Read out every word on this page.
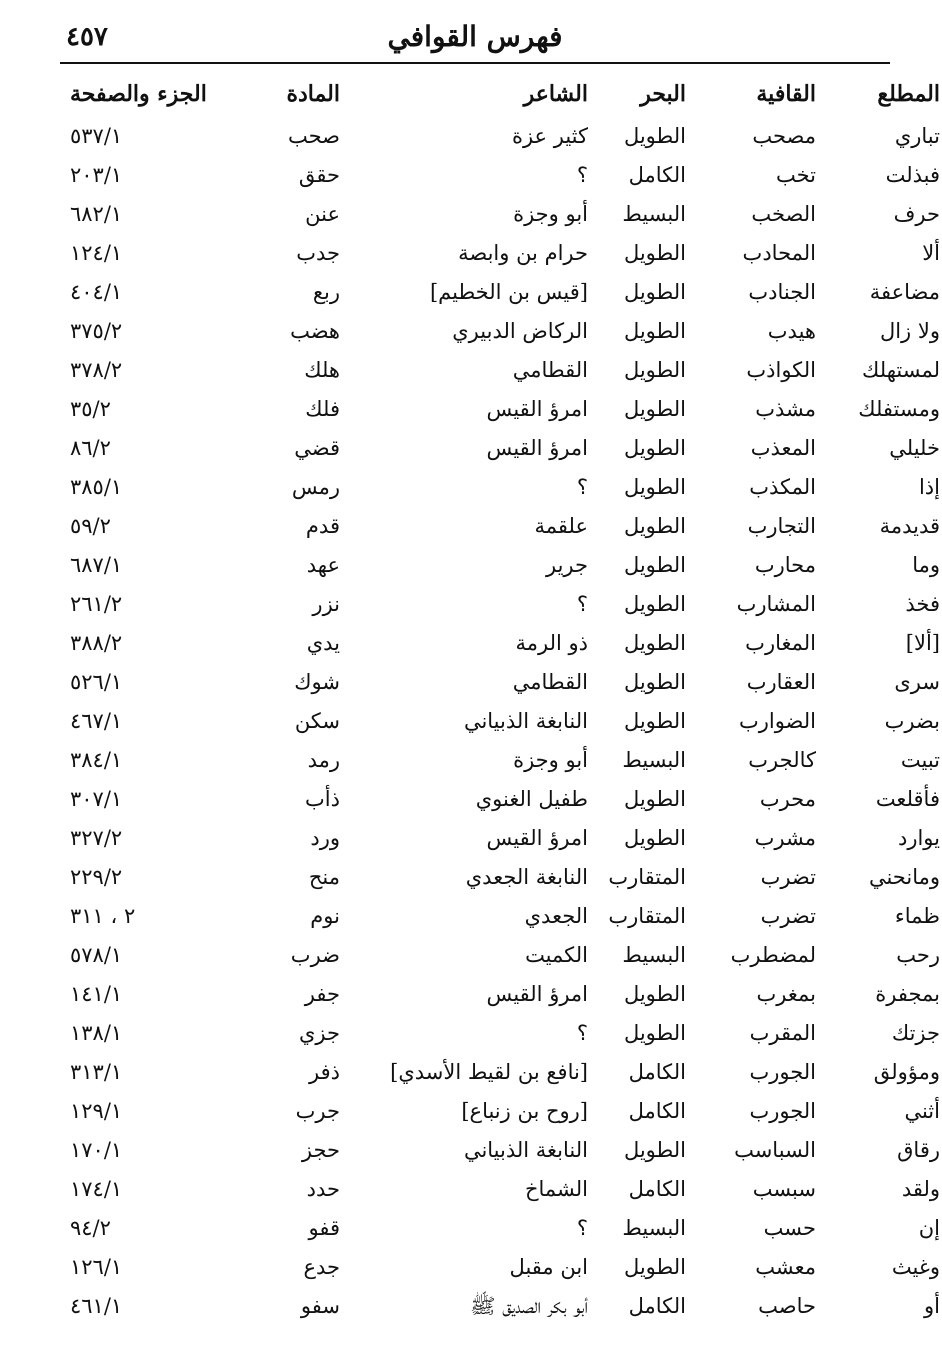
فهرس القوافي
٤٥٧
المطلع	القافية	البحر	الشاعر	المادة	الجزء والصفحة
تباري	مصحب	الطويل	كثير عزة	صحب	٥٣٧/١
فبذلت	تخب	الكامل	؟	حقق	٢٠٣/١
حرف	الصخب	البسيط	أبو وجزة	عنن	٦٨٢/١
ألا	المحادب	الطويل	حرام بن وابصة	جدب	١٢٤/١
مضاعفة	الجنادب	الطويل	[قيس بن الخطيم]	ربع	٤٠٤/١
ولا زال	هيدب	الطويل	الركاض الدبيري	هضب	٣٧٥/٢
لمستهلك	الكواذب	الطويل	القطامي	هلك	٣٧٨/٢
ومستفلك	مشذب	الطويل	امرؤ القيس	فلك	٣٥/٢
خليلي	المعذب	الطويل	امرؤ القيس	قضي	٨٦/٢
إذا	المكذب	الطويل	؟	رمس	٣٨٥/١
قديدمة	التجارب	الطويل	علقمة	قدم	٥٩/٢
وما	محارب	الطويل	جرير	عهد	٦٨٧/١
فخذ	المشارب	الطويل	؟	نزر	٢٦١/٢
[ألا]	المغارب	الطويل	ذو الرمة	يدي	٣٨٨/٢
سرى	العقارب	الطويل	القطامي	شوك	٥٢٦/١
بضرب	الضوارب	الطويل	النابغة الذبياني	سكن	٤٦٧/١
تبيت	كالجرب	البسيط	أبو وجزة	رمد	٣٨٤/١
فأقلعت	محرب	الطويل	طفيل الغنوي	ذأب	٣٠٧/١
يوارد	مشرب	الطويل	امرؤ القيس	ورد	٣٢٧/٢
ومانحني	تضرب	المتقارب	النابغة الجعدي	منح	٢٢٩/٢
ظماء	تضرب	المتقارب	الجعدي	نوم	٢ ، ٣١١
رحب	لمضطرب	البسيط	الكميت	ضرب	٥٧٨/١
بمجفرة	بمغرب	الطويل	امرؤ القيس	جفر	١٤١/١
جزتك	المقرب	الطويل	؟	جزي	١٣٨/١
ومؤولق	الجورب	الكامل	[نافع بن لقيط الأسدي]	ذفر	٣١٣/١
أثني	الجورب	الكامل	[روح بن زنباع]	جرب	١٢٩/١
رقاق	السباسب	الطويل	النابغة الذبياني	حجز	١٧٠/١
ولقد	سبسب	الكامل	الشماخ	حدد	١٧٤/١
إن	حسب	البسيط	؟	قفو	٩٤/٢
وغيث	معشب	الطويل	ابن مقبل	جدع	١٢٦/١
أو	حاصب	الكامل	أبو بكر الصديق ﷺ	سفو	٤٦١/١
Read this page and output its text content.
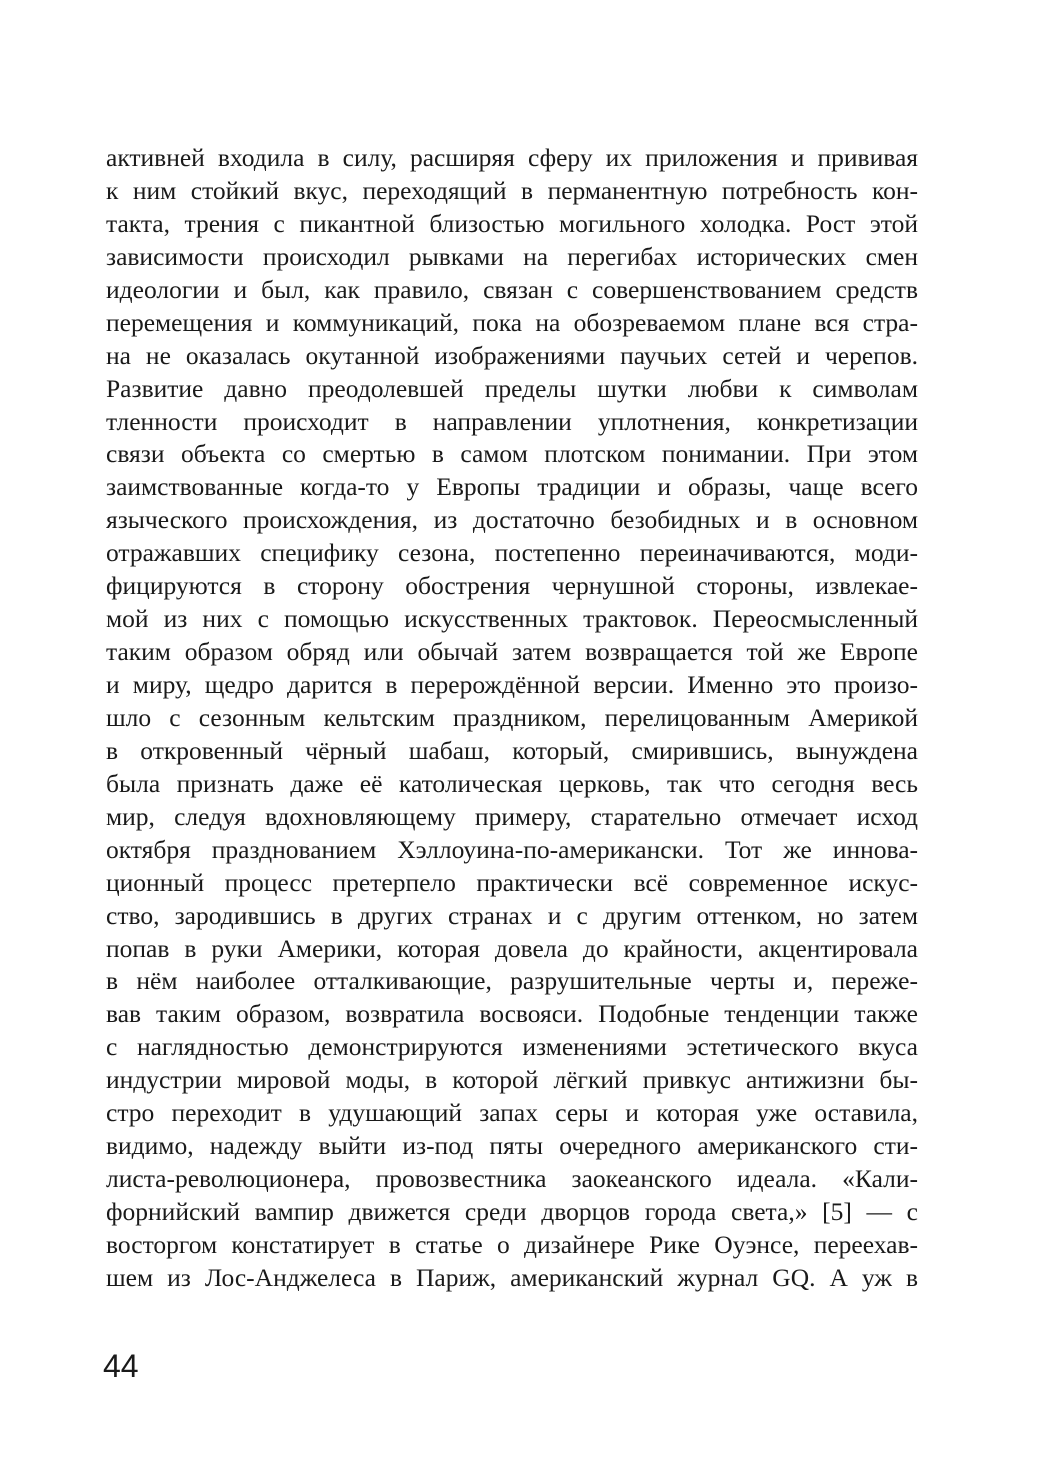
активней входила в силу, расширяя сферу их приложения и прививая
к ним стойкий вкус, переходящий в перманентную потребность кон-
такта, трения с пикантной близостью могильного холодка. Рост этой
зависимости происходил рывками на перегибах исторических смен
идеологии и был, как правило, связан с совершенствованием средств
перемещения и коммуникаций, пока на обозреваемом плане вся стра-
на не оказалась окутанной изображениями паучьих сетей и черепов.
Развитие давно преодолевшей пределы шутки любви к символам
тленности происходит в направлении уплотнения, конкретизации
связи объекта со смертью в самом плотском понимании. При этом
заимствованные когда-то у Европы традиции и образы, чаще всего
языческого происхождения, из достаточно безобидных и в основном
отражавших специфику сезона, постепенно переиначиваются, моди-
фицируются в сторону обострения чернушной стороны, извлекае-
мой из них с помощью искусственных трактовок. Переосмысленный
таким образом обряд или обычай затем возвращается той же Европе
и миру, щедро дарится в перерождённой версии. Именно это произо-
шло с сезонным кельтским праздником, перелицованным Америкой
в откровенный чёрный шабаш, который, смирившись, вынуждена
была признать даже её католическая церковь, так что сегодня весь
мир, следуя вдохновляющему примеру, старательно отмечает исход
октября празднованием Хэллоуина-по-американски. Тот же иннова-
ционный процесс претерпело практически всё современное искус-
ство, зародившись в других странах и с другим оттенком, но затем
попав в руки Америки, которая довела до крайности, акцентировала
в нём наиболее отталкивающие, разрушительные черты и, пережe-
вав таким образом, возвратила восвояси. Подобные тенденции также
с наглядностью демонстрируются изменениями эстетического вкуса
индустрии мировой моды, в которой лёгкий привкус антижизни бы-
стро переходит в удушающий запах серы и которая уже оставила,
видимо, надежду выйти из-под пяты очередного американского сти-
листа-революционера, провозвестника заокеанского идеала. «Кали-
форнийский вампир движется среди дворцов города света,» [5] — с
восторгом констатирует в статье о дизайнере Рике Оуэнсе, переехав-
шем из Лос-Анджелеса в Париж, американский журнал GQ. А уж в
44
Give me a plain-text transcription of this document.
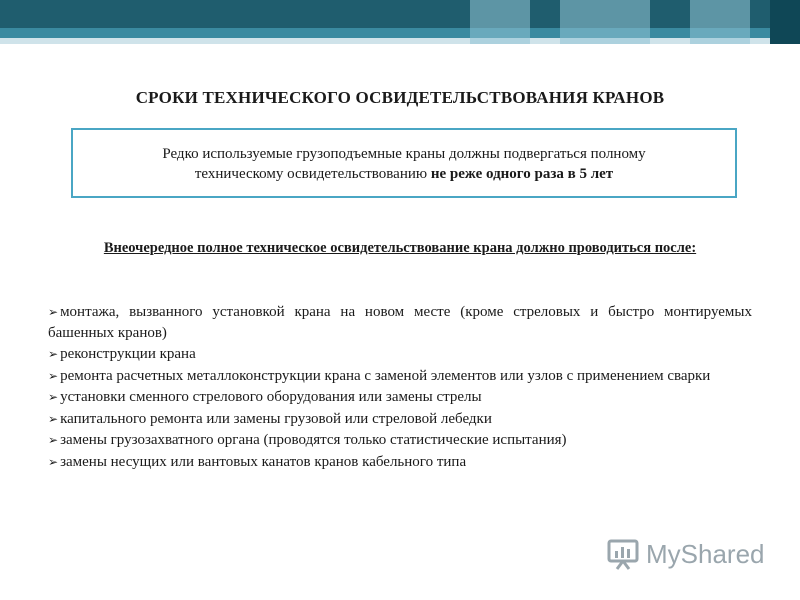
СРОКИ ТЕХНИЧЕСКОГО ОСВИДЕТЕЛЬСТВОВАНИЯ КРАНОВ
Редко используемые грузоподъемные краны должны подвергаться полному
техническому освидетельствованию не реже одного раза в 5 лет
Внеочередное полное техническое освидетельствование крана должно проводиться после:
➢ монтажа, вызванного установкой крана на новом месте (кроме стреловых и быстро монтируемых башенных кранов)
➢ реконструкции крана
➢ ремонта расчетных металлоконструкции крана с заменой элементов или узлов с применением сварки
➢ установки сменного стрелового оборудования или замены стрелы
➢ капитального ремонта или замены грузовой или стреловой лебедки
➢ замены грузозахватного органа (проводятся только статистические испытания)
➢ замены несущих или вантовых канатов кранов кабельного типа
MyShared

================================

DIRECTION
Every entry above needs to be retyped exactly; drop the pictures.

RESPONSE BELOW
Read out every word on this page.
فهرس القوافي
٤٥٧
المطلع	القافية	البحر	الشاعر	المادة	الجزء والصفحة
تباري	مصحب	الطويل	كثير عزة	صحب	٥٣٧/١
فبذلت	تخب	الكامل	؟	حقق	٢٠٣/١
حرف	الصخب	البسيط	أبو وجزة	عنن	٦٨٢/١
ألا	المحادب	الطويل	حرام بن وابصة	جدب	١٢٤/١
مضاعفة	الجنادب	الطويل	[قيس بن الخطيم]	ربع	٤٠٤/١
ولا زال	هيدب	الطويل	الركاض الدبيري	هضب	٣٧٥/٢
لمستهلك	الكواذب	الطويل	القطامي	هلك	٣٧٨/٢
ومستفلك	مشذب	الطويل	امرؤ القيس	فلك	٣٥/٢
خليلي	المعذب	الطويل	امرؤ القيس	قضي	٨٦/٢
إذا	المكذب	الطويل	؟	رمس	٣٨٥/١
قديدمة	التجارب	الطويل	علقمة	قدم	٥٩/٢
وما	محارب	الطويل	جرير	عهد	٦٨٧/١
فخذ	المشارب	الطويل	؟	نزر	٢٦١/٢
[ألا]	المغارب	الطويل	ذو الرمة	يدي	٣٨٨/٢
سرى	العقارب	الطويل	القطامي	شوك	٥٢٦/١
بضرب	الضوارب	الطويل	النابغة الذبياني	سكن	٤٦٧/١
تبيت	كالجرب	البسيط	أبو وجزة	رمد	٣٨٤/١
فأقلعت	محرب	الطويل	طفيل الغنوي	ذأب	٣٠٧/١
يوارد	مشرب	الطويل	امرؤ القيس	ورد	٣٢٧/٢
ومانحني	تضرب	المتقارب	النابغة الجعدي	منح	٢٢٩/٢
ظماء	تضرب	المتقارب	الجعدي	نوم	٢ ، ٣١١
رحب	لمضطرب	البسيط	الكميت	ضرب	٥٧٨/١
بمجفرة	بمغرب	الطويل	امرؤ القيس	جفر	١٤١/١
جزتك	المقرب	الطويل	؟	جزي	١٣٨/١
ومؤولق	الجورب	الكامل	[نافع بن لقيط الأسدي]	ذفر	٣١٣/١
أثني	الجورب	الكامل	[روح بن زنباع]	جرب	١٢٩/١
رقاق	السباسب	الطويل	النابغة الذبياني	حجز	١٧٠/١
ولقد	سبسب	الكامل	الشماخ	حدد	١٧٤/١
إن	حسب	البسيط	؟	قفو	٩٤/٢
وغيث	معشب	الطويل	ابن مقبل	جدع	١٢٦/١
أو	حاصب	الكامل	أبو بكر الصديق ﷺ	سفو	٤٦١/١
Read this page and output its text content.
активней входила в силу, расширяя сферу их приложения и прививая
к ним стойкий вкус, переходящий в перманентную потребность кон-
такта, трения с пикантной близостью могильного холодка. Рост этой
зависимости происходил рывками на перегибах исторических смен
идеологии и был, как правило, связан с совершенствованием средств
перемещения и коммуникаций, пока на обозреваемом плане вся стра-
на не оказалась окутанной изображениями паучьих сетей и черепов.
Развитие давно преодолевшей пределы шутки любви к символам
тленности происходит в направлении уплотнения, конкретизации
связи объекта со смертью в самом плотском понимании. При этом
заимствованные когда-то у Европы традиции и образы, чаще всего
языческого происхождения, из достаточно безобидных и в основном
отражавших специфику сезона, постепенно переиначиваются, моди-
фицируются в сторону обострения чернушной стороны, извлекае-
мой из них с помощью искусственных трактовок. Переосмысленный
таким образом обряд или обычай затем возвращается той же Европе
и миру, щедро дарится в перерождённой версии. Именно это произо-
шло с сезонным кельтским праздником, перелицованным Америкой
в откровенный чёрный шабаш, который, смирившись, вынуждена
была признать даже её католическая церковь, так что сегодня весь
мир, следуя вдохновляющему примеру, старательно отмечает исход
октября празднованием Хэллоуина-по-американски. Тот же иннова-
ционный процесс претерпело практически всё современное искус-
ство, зародившись в других странах и с другим оттенком, но затем
попав в руки Америки, которая довела до крайности, акцентировала
в нём наиболее отталкивающие, разрушительные черты и, пережe-
вав таким образом, возвратила восвояси. Подобные тенденции также
с наглядностью демонстрируются изменениями эстетического вкуса
индустрии мировой моды, в которой лёгкий привкус антижизни бы-
стро переходит в удушающий запах серы и которая уже оставила,
видимо, надежду выйти из-под пяты очередного американского сти-
листа-революционера, провозвестника заокеанского идеала. «Кали-
форнийский вампир движется среди дворцов города света,» [5] — с
восторгом констатирует в статье о дизайнере Рике Оуэнсе, переехав-
шем из Лос-Анджелеса в Париж, американский журнал GQ. А уж в
44
Give me a plain-text transcription of this document.
СРОКИ ТЕХНИЧЕСКОГО ОСВИДЕТЕЛЬСТВОВАНИЯ КРАНОВ
Редко используемые грузоподъемные краны должны подвергаться полному
техническому освидетельствованию не реже одного раза в 5 лет
Внеочередное полное техническое освидетельствование крана должно проводиться после:
➢ монтажа, вызванного установкой крана на новом месте (кроме стреловых и быстро монтируемых башенных кранов)
➢ реконструкции крана
➢ ремонта расчетных металлоконструкции крана с заменой элементов или узлов с применением сварки
➢ установки сменного стрелового оборудования или замены стрелы
➢ капитального ремонта или замены грузовой или стреловой лебедки
➢ замены грузозахватного органа (проводятся только статистические испытания)
➢ замены несущих или вантовых канатов кранов кабельного типа
MyShared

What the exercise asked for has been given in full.